EXERCISE REQUIREMENTS:
Where a line in the listing contains the string "email", copy that line out.

EXERCISE MATERIALS:
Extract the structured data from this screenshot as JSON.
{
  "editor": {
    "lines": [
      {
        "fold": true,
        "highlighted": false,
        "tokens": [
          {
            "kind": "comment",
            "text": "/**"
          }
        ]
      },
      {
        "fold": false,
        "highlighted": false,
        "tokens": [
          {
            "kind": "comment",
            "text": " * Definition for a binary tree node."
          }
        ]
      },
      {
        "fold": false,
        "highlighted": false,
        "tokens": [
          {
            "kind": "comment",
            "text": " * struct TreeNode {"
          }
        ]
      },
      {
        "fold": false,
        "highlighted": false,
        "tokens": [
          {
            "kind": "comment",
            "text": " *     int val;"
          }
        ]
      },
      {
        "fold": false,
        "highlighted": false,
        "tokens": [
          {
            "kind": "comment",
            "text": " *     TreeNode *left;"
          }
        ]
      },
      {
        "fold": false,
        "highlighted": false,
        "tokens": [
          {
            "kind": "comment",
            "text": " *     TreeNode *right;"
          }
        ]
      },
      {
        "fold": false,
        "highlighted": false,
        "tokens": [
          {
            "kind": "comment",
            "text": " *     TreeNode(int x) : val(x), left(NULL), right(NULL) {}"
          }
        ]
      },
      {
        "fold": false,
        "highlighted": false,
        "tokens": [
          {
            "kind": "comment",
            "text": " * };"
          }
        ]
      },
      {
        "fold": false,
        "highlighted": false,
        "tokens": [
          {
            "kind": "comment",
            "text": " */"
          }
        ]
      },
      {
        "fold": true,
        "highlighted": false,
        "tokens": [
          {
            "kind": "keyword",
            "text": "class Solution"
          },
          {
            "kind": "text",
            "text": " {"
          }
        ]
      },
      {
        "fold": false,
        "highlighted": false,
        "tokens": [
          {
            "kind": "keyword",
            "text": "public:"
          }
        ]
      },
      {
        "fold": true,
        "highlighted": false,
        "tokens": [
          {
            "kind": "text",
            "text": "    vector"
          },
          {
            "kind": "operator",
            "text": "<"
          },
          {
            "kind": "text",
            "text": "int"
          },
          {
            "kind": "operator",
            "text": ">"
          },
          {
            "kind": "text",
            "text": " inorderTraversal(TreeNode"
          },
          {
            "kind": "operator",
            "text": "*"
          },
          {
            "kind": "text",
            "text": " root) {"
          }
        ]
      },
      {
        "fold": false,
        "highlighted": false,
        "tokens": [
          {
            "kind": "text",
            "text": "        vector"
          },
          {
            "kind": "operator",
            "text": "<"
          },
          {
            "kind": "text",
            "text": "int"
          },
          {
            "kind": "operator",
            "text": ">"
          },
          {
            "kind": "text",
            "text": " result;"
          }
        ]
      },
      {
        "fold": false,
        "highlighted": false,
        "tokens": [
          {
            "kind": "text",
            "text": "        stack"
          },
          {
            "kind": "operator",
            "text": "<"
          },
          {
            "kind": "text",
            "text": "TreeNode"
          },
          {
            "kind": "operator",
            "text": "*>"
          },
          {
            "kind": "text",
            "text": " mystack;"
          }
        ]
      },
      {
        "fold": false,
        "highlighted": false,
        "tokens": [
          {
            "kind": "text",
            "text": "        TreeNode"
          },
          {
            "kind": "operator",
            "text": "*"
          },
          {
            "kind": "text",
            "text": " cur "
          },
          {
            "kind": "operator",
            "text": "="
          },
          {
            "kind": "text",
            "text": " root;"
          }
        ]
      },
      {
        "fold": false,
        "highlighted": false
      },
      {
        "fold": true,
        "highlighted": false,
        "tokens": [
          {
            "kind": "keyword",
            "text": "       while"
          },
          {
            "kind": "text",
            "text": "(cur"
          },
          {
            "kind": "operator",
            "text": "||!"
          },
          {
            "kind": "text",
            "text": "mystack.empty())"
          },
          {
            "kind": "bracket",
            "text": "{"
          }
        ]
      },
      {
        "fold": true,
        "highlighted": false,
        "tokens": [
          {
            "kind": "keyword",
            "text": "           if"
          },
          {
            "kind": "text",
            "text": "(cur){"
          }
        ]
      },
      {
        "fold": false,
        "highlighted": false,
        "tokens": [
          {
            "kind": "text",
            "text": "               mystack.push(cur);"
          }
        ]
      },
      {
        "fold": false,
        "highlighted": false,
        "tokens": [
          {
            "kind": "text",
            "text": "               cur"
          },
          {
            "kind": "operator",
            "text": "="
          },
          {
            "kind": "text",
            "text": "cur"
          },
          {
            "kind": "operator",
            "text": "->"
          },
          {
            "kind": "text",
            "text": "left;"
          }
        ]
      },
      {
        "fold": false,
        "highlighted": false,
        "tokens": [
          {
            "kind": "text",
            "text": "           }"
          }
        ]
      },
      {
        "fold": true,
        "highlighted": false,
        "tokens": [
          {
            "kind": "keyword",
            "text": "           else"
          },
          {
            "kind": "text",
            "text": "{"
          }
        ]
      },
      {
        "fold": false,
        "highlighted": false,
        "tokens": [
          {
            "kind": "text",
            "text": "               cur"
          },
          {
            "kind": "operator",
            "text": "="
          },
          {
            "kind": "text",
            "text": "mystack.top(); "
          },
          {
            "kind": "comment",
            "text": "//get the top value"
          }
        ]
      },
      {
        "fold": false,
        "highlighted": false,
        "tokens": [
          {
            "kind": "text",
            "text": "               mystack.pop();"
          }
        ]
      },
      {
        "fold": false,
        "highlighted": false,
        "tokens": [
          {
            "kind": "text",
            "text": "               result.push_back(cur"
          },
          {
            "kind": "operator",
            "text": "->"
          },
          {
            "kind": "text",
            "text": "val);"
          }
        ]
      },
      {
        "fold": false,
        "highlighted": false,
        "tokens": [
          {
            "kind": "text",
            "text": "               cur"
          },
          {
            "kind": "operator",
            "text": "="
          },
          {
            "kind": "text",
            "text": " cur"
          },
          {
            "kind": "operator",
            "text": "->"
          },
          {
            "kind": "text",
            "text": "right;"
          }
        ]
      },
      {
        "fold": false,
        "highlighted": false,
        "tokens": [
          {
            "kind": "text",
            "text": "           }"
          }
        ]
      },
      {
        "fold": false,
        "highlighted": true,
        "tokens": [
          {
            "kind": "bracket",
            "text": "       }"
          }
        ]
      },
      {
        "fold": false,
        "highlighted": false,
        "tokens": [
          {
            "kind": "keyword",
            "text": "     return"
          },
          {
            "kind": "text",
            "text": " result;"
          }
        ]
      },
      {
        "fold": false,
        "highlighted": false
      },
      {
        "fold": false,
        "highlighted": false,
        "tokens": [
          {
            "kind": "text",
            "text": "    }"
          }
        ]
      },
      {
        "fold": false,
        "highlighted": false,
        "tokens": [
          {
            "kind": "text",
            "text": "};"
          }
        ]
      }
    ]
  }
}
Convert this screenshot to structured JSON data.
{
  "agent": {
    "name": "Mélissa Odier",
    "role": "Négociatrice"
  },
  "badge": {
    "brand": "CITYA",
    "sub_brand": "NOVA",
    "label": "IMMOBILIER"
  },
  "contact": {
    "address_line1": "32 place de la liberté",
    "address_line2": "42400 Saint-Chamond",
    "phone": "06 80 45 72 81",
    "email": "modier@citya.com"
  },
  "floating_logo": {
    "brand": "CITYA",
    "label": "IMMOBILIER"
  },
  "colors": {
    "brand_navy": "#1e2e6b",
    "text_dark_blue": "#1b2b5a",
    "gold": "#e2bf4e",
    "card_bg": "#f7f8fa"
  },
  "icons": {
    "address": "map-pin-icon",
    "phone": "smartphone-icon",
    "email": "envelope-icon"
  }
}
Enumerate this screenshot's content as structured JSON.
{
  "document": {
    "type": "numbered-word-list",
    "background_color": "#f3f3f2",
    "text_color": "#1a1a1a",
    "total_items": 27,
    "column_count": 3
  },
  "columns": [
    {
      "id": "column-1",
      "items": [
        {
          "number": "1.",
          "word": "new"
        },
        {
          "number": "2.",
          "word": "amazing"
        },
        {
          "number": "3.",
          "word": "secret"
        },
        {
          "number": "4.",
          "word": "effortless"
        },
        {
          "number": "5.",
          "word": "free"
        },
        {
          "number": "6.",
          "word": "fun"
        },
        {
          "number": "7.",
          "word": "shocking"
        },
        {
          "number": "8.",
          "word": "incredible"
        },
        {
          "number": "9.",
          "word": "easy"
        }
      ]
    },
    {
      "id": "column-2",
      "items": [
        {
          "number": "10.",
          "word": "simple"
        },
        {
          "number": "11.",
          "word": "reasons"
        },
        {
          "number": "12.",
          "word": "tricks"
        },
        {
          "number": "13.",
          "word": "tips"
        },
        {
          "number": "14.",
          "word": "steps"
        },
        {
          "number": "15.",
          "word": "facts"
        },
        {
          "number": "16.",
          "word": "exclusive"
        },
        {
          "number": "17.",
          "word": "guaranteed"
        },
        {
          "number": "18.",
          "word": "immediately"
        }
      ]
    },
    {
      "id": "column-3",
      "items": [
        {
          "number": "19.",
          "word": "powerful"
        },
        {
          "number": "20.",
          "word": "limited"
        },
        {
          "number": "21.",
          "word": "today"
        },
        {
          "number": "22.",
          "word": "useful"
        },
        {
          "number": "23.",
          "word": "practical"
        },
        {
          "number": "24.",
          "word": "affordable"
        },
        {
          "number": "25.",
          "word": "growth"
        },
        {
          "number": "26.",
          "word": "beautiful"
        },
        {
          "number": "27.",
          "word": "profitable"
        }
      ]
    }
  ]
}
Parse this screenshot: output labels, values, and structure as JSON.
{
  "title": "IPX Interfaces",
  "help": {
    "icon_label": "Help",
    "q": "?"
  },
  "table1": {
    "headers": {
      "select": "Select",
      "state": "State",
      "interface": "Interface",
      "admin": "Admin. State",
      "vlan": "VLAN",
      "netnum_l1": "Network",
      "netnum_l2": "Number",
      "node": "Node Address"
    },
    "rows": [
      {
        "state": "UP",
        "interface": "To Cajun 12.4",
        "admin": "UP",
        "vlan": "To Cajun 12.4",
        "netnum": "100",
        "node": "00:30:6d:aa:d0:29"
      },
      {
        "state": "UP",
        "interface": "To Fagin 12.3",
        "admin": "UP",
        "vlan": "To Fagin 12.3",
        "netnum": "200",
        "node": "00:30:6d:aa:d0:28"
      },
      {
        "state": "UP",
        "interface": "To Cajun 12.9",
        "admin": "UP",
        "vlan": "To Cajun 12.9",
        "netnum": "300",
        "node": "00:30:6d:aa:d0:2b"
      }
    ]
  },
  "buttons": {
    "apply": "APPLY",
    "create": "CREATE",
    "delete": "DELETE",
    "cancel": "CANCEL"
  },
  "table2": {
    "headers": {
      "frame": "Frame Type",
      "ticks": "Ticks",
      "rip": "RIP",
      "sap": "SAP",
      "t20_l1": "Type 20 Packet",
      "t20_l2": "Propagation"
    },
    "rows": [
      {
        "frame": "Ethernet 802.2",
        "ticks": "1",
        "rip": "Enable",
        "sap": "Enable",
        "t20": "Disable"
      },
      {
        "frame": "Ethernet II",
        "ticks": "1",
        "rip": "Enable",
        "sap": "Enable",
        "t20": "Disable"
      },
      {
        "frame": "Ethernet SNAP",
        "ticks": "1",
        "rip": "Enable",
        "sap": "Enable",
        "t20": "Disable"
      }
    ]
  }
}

REPLY TO THE EXERCISE:
    "email": "modier@citya.com"
    "email": "envelope-icon"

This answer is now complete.